**WRITTEN REQUEST:**
Copy each of the records below word for word, changing nothing.
* * * * *
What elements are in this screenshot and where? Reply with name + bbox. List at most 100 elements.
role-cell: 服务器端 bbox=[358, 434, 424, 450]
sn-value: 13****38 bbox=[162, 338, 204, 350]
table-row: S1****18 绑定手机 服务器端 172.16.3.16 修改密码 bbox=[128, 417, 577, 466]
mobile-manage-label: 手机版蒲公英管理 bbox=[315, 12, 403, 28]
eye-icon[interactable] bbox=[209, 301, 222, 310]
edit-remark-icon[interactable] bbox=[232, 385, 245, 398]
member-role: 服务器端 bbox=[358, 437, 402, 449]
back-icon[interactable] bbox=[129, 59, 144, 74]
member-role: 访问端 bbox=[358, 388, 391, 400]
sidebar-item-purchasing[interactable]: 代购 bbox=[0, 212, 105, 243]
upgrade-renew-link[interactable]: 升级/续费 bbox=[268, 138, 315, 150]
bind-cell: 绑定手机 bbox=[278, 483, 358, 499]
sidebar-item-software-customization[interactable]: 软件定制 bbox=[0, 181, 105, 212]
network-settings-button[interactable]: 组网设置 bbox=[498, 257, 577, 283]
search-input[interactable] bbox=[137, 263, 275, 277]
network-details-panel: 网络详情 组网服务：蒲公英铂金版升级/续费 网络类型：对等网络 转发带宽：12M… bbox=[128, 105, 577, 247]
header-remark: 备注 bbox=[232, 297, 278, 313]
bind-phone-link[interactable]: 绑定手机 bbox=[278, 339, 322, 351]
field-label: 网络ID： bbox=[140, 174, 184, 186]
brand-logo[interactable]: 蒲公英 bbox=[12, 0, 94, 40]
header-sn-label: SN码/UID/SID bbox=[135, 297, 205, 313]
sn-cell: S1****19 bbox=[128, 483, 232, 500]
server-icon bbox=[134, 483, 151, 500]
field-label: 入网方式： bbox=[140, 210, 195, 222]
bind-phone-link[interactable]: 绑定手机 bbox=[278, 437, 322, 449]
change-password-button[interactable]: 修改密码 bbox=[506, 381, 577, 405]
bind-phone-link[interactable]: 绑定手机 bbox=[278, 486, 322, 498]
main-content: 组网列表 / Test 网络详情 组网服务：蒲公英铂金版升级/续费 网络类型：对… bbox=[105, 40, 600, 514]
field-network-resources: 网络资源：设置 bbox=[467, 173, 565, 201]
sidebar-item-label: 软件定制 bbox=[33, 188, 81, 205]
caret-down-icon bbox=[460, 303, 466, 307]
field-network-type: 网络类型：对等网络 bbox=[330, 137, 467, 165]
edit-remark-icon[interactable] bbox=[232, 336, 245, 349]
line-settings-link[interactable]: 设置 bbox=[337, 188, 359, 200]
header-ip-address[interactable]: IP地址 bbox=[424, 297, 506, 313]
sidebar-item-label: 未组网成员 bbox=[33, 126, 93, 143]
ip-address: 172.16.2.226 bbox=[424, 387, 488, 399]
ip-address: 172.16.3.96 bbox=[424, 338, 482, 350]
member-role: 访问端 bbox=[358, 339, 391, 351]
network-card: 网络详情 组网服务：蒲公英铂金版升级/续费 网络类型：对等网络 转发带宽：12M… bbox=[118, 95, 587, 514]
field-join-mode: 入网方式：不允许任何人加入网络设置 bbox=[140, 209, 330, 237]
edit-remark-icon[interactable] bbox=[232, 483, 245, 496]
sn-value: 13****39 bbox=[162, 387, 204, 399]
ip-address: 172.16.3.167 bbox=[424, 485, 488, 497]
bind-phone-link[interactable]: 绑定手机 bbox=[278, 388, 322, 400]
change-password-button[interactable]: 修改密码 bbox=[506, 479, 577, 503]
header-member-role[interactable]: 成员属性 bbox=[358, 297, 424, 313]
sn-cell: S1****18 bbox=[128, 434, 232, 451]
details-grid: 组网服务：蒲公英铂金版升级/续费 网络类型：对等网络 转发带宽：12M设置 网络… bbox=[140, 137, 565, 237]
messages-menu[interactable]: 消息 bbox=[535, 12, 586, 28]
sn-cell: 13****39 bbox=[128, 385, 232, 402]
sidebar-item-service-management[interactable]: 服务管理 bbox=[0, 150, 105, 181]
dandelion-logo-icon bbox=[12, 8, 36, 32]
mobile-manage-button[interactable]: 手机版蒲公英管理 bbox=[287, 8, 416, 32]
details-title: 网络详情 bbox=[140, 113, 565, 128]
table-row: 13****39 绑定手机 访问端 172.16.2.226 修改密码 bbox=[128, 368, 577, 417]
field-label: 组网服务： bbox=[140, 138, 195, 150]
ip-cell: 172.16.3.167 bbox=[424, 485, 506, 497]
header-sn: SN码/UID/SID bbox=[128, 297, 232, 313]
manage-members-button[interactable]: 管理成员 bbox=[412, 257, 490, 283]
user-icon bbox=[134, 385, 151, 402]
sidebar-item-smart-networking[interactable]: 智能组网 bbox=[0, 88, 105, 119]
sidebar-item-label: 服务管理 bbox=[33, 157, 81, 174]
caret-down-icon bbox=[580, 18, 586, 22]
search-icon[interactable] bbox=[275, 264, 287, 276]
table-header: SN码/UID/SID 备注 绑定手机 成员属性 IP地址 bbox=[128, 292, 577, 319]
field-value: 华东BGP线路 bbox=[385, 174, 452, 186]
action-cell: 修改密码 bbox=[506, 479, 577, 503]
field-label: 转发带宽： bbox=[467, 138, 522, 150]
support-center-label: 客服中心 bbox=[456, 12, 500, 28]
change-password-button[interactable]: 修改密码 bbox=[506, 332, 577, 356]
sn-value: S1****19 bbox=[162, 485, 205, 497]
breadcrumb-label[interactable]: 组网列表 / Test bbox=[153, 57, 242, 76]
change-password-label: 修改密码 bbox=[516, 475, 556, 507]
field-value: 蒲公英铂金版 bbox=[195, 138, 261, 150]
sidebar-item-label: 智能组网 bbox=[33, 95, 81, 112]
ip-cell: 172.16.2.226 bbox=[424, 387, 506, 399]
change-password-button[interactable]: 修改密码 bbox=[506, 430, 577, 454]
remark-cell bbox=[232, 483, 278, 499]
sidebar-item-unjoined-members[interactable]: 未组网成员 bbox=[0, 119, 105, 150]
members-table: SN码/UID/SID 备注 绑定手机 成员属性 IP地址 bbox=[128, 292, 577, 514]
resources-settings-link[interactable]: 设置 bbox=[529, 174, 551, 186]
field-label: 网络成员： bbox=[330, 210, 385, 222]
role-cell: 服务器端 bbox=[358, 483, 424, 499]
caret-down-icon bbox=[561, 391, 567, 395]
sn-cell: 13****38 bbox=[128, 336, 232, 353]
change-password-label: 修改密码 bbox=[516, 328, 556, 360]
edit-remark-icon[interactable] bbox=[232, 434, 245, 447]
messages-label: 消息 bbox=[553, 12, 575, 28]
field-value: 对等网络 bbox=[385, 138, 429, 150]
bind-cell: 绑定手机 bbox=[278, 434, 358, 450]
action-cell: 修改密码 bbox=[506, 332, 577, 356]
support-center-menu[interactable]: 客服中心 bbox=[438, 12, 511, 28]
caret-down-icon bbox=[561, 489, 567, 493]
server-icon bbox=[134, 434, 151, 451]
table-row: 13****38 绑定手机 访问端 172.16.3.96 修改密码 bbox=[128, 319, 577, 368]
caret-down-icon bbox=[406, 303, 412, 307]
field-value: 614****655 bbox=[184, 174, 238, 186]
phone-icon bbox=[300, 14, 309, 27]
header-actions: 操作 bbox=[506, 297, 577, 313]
* * * * *
**REPLY TO THE EXERCISE:**
What elements are in this screenshot and where? Reply with name + bbox. List at most 100 elements.
role-cell: 服务器端 bbox=[358, 434, 424, 450]
sn-value: 13****38 bbox=[162, 338, 204, 350]
table-row: S1****18 绑定手机 服务器端 172.16.3.16 修改密码 bbox=[128, 417, 577, 466]
mobile-manage-label: 手机版蒲公英管理 bbox=[315, 12, 403, 28]
eye-icon[interactable] bbox=[209, 301, 222, 310]
edit-remark-icon[interactable] bbox=[232, 385, 245, 398]
member-role: 服务器端 bbox=[358, 437, 402, 449]
back-icon[interactable] bbox=[129, 59, 144, 74]
member-role: 访问端 bbox=[358, 388, 391, 400]
sidebar-item-purchasing[interactable]: 代购 bbox=[0, 212, 105, 243]
upgrade-renew-link[interactable]: 升级/续费 bbox=[268, 138, 315, 150]
bind-cell: 绑定手机 bbox=[278, 483, 358, 499]
sidebar-item-software-customization[interactable]: 软件定制 bbox=[0, 181, 105, 212]
network-settings-button[interactable]: 组网设置 bbox=[498, 257, 577, 283]
search-input[interactable] bbox=[137, 263, 275, 277]
network-details-panel: 网络详情 组网服务：蒲公英铂金版升级/续费 网络类型：对等网络 转发带宽：12M… bbox=[128, 105, 577, 247]
header-remark: 备注 bbox=[232, 297, 278, 313]
bind-phone-link[interactable]: 绑定手机 bbox=[278, 339, 322, 351]
field-label: 网络ID： bbox=[140, 174, 184, 186]
brand-logo[interactable]: 蒲公英 bbox=[12, 0, 94, 40]
header-sn-label: SN码/UID/SID bbox=[135, 297, 205, 313]
sn-cell: S1****19 bbox=[128, 483, 232, 500]
server-icon bbox=[134, 483, 151, 500]
field-label: 入网方式： bbox=[140, 210, 195, 222]
bind-phone-link[interactable]: 绑定手机 bbox=[278, 437, 322, 449]
change-password-button[interactable]: 修改密码 bbox=[506, 381, 577, 405]
bind-phone-link[interactable]: 绑定手机 bbox=[278, 486, 322, 498]
main-content: 组网列表 / Test 网络详情 组网服务：蒲公英铂金版升级/续费 网络类型：对… bbox=[105, 40, 600, 514]
field-network-resources: 网络资源：设置 bbox=[467, 173, 565, 201]
sidebar-item-label: 软件定制 bbox=[33, 188, 81, 205]
caret-down-icon bbox=[460, 303, 466, 307]
field-network-type: 网络类型：对等网络 bbox=[330, 137, 467, 165]
edit-remark-icon[interactable] bbox=[232, 336, 245, 349]
line-settings-link[interactable]: 设置 bbox=[337, 188, 359, 200]
header-ip-address[interactable]: IP地址 bbox=[424, 297, 506, 313]
sidebar-item-label: 未组网成员 bbox=[33, 126, 93, 143]
ip-address: 172.16.2.226 bbox=[424, 387, 488, 399]
ip-address: 172.16.3.96 bbox=[424, 338, 482, 350]
member-role: 访问端 bbox=[358, 339, 391, 351]
network-card: 网络详情 组网服务：蒲公英铂金版升级/续费 网络类型：对等网络 转发带宽：12M… bbox=[118, 95, 587, 514]
field-join-mode: 入网方式：不允许任何人加入网络设置 bbox=[140, 209, 330, 237]
edit-remark-icon[interactable] bbox=[232, 483, 245, 496]
sn-value: 13****39 bbox=[162, 387, 204, 399]
ip-address: 172.16.3.167 bbox=[424, 485, 488, 497]
bind-phone-link[interactable]: 绑定手机 bbox=[278, 388, 322, 400]
change-password-button[interactable]: 修改密码 bbox=[506, 479, 577, 503]
header-member-role[interactable]: 成员属性 bbox=[358, 297, 424, 313]
sn-cell: S1****18 bbox=[128, 434, 232, 451]
details-grid: 组网服务：蒲公英铂金版升级/续费 网络类型：对等网络 转发带宽：12M设置 网络… bbox=[140, 137, 565, 237]
messages-menu[interactable]: 消息 bbox=[535, 12, 586, 28]
sn-cell: 13****39 bbox=[128, 385, 232, 402]
sidebar-item-service-management[interactable]: 服务管理 bbox=[0, 150, 105, 181]
dandelion-logo-icon bbox=[12, 8, 36, 32]
mobile-manage-button[interactable]: 手机版蒲公英管理 bbox=[287, 8, 416, 32]
details-title: 网络详情 bbox=[140, 113, 565, 128]
table-row: 13****39 绑定手机 访问端 172.16.2.226 修改密码 bbox=[128, 368, 577, 417]
field-label: 组网服务： bbox=[140, 138, 195, 150]
ip-cell: 172.16.3.167 bbox=[424, 485, 506, 497]
header-sn: SN码/UID/SID bbox=[128, 297, 232, 313]
manage-members-button[interactable]: 管理成员 bbox=[412, 257, 490, 283]
user-icon bbox=[134, 385, 151, 402]
sidebar-item-smart-networking[interactable]: 智能组网 bbox=[0, 88, 105, 119]
sidebar-item-label: 服务管理 bbox=[33, 157, 81, 174]
caret-down-icon bbox=[580, 18, 586, 22]
search-icon[interactable] bbox=[275, 264, 287, 276]
table-header: SN码/UID/SID 备注 绑定手机 成员属性 IP地址 bbox=[128, 292, 577, 319]
field-value: 华东BGP线路 bbox=[385, 174, 452, 186]
action-cell: 修改密码 bbox=[506, 479, 577, 503]
field-label: 转发带宽： bbox=[467, 138, 522, 150]
support-center-label: 客服中心 bbox=[456, 12, 500, 28]
change-password-button[interactable]: 修改密码 bbox=[506, 332, 577, 356]
sn-value: S1****19 bbox=[162, 485, 205, 497]
breadcrumb-label[interactable]: 组网列表 / Test bbox=[153, 57, 242, 76]
change-password-label: 修改密码 bbox=[516, 475, 556, 507]
field-value: 蒲公英铂金版 bbox=[195, 138, 261, 150]
sidebar-item-label: 智能组网 bbox=[33, 95, 81, 112]
ip-cell: 172.16.2.226 bbox=[424, 387, 506, 399]
change-password-button[interactable]: 修改密码 bbox=[506, 430, 577, 454]
remark-cell bbox=[232, 483, 278, 499]
sidebar-item-unjoined-members[interactable]: 未组网成员 bbox=[0, 119, 105, 150]
members-table: SN码/UID/SID 备注 绑定手机 成员属性 IP地址 bbox=[128, 292, 577, 514]
resources-settings-link[interactable]: 设置 bbox=[529, 174, 551, 186]
field-label: 网络成员： bbox=[330, 210, 385, 222]
role-cell: 服务器端 bbox=[358, 483, 424, 499]
caret-down-icon bbox=[561, 391, 567, 395]
sn-cell: 13****38 bbox=[128, 336, 232, 353]
change-password-label: 修改密码 bbox=[516, 328, 556, 360]
edit-remark-icon[interactable] bbox=[232, 434, 245, 447]
messages-label: 消息 bbox=[553, 12, 575, 28]
field-value: 对等网络 bbox=[385, 138, 429, 150]
bind-cell: 绑定手机 bbox=[278, 434, 358, 450]
action-cell: 修改密码 bbox=[506, 332, 577, 356]
support-center-menu[interactable]: 客服中心 bbox=[438, 12, 511, 28]
caret-down-icon bbox=[561, 489, 567, 493]
server-icon bbox=[134, 434, 151, 451]
table-row: 13****38 绑定手机 访问端 172.16.3.96 修改密码 bbox=[128, 319, 577, 368]
caret-down-icon bbox=[406, 303, 412, 307]
field-value: 614****655 bbox=[184, 174, 238, 186]
phone-icon bbox=[300, 14, 309, 27]
header-actions: 操作 bbox=[506, 297, 577, 313]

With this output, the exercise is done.